[Rows from a dataset]
## Begin

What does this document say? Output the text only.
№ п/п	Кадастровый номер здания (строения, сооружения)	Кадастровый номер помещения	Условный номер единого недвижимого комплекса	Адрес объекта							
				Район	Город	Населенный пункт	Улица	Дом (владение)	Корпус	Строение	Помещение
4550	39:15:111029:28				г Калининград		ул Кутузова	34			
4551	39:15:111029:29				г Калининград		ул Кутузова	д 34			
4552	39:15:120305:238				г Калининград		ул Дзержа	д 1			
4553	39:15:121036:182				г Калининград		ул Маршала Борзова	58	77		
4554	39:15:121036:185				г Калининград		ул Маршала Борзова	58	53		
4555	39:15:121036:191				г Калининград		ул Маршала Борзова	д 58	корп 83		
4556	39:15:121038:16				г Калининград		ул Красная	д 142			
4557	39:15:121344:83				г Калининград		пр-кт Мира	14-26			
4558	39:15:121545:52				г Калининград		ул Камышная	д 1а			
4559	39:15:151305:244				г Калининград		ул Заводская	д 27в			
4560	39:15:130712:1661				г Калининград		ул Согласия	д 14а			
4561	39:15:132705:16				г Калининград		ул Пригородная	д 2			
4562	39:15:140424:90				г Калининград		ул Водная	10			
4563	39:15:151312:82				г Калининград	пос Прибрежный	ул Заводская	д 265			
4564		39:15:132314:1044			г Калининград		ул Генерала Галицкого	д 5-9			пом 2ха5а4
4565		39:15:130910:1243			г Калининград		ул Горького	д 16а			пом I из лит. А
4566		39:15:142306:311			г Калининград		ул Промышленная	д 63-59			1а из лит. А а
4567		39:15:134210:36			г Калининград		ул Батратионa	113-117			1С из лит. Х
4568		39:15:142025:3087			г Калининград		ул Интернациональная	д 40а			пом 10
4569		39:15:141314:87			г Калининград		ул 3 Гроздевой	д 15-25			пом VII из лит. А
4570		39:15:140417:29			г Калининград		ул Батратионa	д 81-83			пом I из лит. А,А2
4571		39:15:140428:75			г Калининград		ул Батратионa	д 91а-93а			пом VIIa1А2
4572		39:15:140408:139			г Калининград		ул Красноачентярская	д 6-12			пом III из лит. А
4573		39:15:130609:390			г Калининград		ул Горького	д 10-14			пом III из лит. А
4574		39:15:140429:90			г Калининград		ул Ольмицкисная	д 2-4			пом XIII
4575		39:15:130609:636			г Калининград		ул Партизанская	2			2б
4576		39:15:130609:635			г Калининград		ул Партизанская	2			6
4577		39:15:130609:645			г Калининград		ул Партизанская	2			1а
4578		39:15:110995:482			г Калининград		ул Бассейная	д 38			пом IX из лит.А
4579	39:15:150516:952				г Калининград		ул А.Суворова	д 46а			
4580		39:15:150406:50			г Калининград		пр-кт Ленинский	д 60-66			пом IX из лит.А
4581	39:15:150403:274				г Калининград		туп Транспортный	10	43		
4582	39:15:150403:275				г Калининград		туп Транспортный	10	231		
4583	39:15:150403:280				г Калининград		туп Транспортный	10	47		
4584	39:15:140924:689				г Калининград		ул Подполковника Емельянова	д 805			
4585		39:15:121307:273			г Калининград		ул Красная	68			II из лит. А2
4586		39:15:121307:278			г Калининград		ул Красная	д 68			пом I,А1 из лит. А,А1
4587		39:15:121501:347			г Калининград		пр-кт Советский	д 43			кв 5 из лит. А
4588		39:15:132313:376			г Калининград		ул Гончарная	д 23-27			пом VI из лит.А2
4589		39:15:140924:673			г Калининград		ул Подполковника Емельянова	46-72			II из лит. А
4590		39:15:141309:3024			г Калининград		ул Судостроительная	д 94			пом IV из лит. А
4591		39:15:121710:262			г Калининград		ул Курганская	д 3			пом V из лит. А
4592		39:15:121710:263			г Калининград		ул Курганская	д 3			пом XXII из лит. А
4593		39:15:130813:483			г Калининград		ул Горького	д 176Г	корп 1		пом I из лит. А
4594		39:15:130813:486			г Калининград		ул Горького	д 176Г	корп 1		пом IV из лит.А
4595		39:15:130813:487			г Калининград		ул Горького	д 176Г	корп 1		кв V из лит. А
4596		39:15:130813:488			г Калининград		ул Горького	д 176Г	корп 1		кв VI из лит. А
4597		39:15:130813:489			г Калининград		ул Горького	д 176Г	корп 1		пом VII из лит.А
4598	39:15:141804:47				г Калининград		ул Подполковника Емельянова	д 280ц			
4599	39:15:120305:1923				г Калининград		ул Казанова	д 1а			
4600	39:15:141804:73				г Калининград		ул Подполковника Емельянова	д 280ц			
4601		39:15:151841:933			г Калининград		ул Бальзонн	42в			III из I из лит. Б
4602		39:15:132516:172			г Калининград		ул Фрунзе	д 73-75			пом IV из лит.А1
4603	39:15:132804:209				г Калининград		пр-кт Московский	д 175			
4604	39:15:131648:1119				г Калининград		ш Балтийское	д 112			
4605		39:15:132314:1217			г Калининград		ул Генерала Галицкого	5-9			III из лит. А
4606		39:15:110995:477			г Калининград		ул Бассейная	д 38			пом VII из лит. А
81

## End

## Direction
Using the material above, report each line where "Борзова" occurs.

## Expected output
4553	39:15:121036:182				г Калининград		ул Маршала Борзова	58	77		
4554	39:15:121036:185				г Калининград		ул Маршала Борзова	58	53		
4555	39:15:121036:191				г Калининград		ул Маршала Борзова	д 58	корп 83		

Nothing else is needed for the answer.